* WHAT IS ASKED
How many lines in the entries below include the string "meta"? Answer with the number only.

* INPUT DATA
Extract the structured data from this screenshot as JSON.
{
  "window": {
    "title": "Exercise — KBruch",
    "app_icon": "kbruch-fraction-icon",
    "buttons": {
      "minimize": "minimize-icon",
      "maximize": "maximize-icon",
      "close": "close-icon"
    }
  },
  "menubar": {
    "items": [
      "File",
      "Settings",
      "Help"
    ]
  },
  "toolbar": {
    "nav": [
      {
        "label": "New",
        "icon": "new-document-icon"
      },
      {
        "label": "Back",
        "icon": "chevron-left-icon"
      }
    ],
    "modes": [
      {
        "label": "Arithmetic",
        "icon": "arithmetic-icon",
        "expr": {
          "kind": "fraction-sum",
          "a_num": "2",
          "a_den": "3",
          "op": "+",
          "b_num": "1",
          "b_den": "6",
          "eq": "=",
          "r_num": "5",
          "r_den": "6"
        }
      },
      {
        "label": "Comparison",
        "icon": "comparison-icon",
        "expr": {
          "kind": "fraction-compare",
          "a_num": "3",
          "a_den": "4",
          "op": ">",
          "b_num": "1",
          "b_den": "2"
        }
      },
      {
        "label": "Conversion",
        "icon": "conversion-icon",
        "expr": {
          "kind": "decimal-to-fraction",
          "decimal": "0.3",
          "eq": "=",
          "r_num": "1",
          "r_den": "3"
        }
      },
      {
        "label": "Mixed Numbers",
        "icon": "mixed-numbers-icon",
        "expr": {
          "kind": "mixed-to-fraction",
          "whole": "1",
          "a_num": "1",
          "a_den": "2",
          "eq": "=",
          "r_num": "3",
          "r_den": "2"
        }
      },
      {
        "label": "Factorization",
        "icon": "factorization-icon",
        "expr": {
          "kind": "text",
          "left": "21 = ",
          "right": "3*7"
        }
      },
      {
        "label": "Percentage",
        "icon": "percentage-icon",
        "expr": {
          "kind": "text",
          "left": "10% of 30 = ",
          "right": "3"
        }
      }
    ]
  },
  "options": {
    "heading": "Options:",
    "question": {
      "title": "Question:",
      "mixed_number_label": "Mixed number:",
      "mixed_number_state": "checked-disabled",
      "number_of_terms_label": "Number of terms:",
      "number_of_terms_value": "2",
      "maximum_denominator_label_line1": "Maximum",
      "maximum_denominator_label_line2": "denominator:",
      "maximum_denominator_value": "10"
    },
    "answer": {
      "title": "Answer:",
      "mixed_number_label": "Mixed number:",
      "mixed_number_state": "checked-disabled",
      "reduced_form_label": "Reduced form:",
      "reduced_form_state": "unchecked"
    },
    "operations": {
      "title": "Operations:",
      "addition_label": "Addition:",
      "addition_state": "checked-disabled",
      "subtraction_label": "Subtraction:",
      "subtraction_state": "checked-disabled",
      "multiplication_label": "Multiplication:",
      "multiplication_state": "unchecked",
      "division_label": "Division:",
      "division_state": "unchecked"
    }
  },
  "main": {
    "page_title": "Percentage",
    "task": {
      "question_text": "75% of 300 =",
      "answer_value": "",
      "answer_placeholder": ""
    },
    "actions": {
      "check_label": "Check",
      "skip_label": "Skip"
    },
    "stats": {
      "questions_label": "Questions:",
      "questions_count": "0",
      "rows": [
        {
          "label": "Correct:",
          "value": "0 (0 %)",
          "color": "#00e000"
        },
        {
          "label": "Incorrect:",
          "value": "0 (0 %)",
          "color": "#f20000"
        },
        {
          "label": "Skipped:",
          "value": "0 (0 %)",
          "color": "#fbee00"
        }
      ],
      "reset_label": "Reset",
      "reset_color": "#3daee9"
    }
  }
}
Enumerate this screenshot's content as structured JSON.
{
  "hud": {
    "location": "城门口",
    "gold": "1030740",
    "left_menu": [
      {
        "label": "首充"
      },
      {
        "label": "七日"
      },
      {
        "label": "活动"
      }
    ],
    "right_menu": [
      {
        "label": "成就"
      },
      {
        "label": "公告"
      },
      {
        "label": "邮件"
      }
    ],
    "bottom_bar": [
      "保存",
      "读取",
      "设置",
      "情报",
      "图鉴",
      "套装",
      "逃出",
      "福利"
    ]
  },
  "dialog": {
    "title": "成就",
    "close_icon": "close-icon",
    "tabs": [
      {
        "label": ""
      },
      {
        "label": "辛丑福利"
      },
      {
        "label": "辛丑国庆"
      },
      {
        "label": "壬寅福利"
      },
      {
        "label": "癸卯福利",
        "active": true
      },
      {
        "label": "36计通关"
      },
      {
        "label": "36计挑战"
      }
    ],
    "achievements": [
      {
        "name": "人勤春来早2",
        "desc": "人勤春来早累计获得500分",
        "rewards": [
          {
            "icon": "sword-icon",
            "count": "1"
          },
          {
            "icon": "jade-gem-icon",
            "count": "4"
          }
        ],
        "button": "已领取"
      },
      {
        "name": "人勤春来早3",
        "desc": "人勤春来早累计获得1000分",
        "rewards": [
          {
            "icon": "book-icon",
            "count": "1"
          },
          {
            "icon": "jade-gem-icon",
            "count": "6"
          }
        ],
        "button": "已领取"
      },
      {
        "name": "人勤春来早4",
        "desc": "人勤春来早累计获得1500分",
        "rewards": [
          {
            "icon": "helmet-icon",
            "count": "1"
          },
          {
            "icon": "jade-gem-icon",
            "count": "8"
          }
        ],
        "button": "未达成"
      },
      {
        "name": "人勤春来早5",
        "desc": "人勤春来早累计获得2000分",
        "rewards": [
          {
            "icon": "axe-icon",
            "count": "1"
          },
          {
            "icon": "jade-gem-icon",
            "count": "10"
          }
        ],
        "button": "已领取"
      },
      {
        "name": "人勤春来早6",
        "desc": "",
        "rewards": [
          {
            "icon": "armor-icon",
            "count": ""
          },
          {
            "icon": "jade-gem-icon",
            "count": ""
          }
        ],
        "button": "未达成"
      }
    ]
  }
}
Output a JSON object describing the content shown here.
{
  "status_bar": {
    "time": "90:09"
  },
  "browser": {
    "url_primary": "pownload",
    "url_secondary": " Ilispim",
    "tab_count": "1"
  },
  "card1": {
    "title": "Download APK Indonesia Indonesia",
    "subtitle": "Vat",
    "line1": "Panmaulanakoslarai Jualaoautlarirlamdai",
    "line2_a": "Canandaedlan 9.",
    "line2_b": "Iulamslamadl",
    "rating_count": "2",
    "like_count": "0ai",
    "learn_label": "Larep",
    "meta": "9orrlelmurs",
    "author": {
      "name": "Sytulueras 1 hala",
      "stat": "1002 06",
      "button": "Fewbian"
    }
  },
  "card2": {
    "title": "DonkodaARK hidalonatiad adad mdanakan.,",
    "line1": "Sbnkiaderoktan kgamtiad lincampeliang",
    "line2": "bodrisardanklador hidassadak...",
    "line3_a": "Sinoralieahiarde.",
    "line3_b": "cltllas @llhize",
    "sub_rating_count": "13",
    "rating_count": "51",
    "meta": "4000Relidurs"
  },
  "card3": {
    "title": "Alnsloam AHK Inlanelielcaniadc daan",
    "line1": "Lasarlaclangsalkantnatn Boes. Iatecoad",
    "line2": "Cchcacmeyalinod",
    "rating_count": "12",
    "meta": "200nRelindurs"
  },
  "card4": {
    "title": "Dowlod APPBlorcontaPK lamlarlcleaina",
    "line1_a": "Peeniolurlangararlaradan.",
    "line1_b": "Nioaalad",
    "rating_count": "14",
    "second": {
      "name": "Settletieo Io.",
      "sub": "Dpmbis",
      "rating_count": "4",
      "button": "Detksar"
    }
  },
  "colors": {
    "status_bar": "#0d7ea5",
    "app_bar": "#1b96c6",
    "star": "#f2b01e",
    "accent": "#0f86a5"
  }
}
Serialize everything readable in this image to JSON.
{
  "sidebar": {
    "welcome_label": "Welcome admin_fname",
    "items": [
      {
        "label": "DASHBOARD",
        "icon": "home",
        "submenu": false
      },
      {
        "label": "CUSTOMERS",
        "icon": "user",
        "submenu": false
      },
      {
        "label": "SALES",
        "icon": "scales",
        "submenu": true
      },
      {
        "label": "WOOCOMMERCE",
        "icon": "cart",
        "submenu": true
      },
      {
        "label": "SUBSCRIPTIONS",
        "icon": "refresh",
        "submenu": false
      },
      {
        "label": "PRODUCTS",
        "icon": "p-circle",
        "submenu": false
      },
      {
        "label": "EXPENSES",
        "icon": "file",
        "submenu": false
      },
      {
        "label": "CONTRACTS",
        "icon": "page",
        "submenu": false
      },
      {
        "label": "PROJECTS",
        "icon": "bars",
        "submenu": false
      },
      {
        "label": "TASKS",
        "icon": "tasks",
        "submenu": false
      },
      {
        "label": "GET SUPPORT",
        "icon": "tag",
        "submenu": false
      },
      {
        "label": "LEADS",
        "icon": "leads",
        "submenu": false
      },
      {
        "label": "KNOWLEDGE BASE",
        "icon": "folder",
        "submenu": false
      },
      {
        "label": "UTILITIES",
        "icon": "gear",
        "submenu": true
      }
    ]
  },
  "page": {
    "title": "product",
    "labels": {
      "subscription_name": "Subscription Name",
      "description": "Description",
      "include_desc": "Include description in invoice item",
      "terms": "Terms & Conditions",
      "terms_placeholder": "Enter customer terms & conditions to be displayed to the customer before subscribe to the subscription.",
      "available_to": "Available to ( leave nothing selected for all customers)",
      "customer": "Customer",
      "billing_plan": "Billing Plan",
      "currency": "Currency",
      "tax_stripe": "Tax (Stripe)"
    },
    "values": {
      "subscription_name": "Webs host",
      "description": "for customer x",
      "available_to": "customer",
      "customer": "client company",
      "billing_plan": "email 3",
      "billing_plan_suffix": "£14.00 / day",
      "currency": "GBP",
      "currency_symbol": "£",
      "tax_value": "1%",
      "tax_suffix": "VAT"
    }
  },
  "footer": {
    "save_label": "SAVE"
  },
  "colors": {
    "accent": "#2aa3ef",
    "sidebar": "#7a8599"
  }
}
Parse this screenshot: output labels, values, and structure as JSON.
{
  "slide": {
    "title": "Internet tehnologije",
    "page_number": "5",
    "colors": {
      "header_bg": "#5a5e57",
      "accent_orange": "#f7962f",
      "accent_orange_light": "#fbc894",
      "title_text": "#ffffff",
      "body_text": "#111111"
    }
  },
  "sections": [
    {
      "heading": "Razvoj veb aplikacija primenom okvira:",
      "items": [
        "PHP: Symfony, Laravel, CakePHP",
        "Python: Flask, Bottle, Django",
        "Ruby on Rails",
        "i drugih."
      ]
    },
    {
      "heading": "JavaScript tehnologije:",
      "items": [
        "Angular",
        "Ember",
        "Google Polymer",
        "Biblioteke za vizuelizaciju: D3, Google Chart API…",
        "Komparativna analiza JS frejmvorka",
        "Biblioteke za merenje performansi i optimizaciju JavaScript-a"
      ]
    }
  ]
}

* IN RESPONSE
3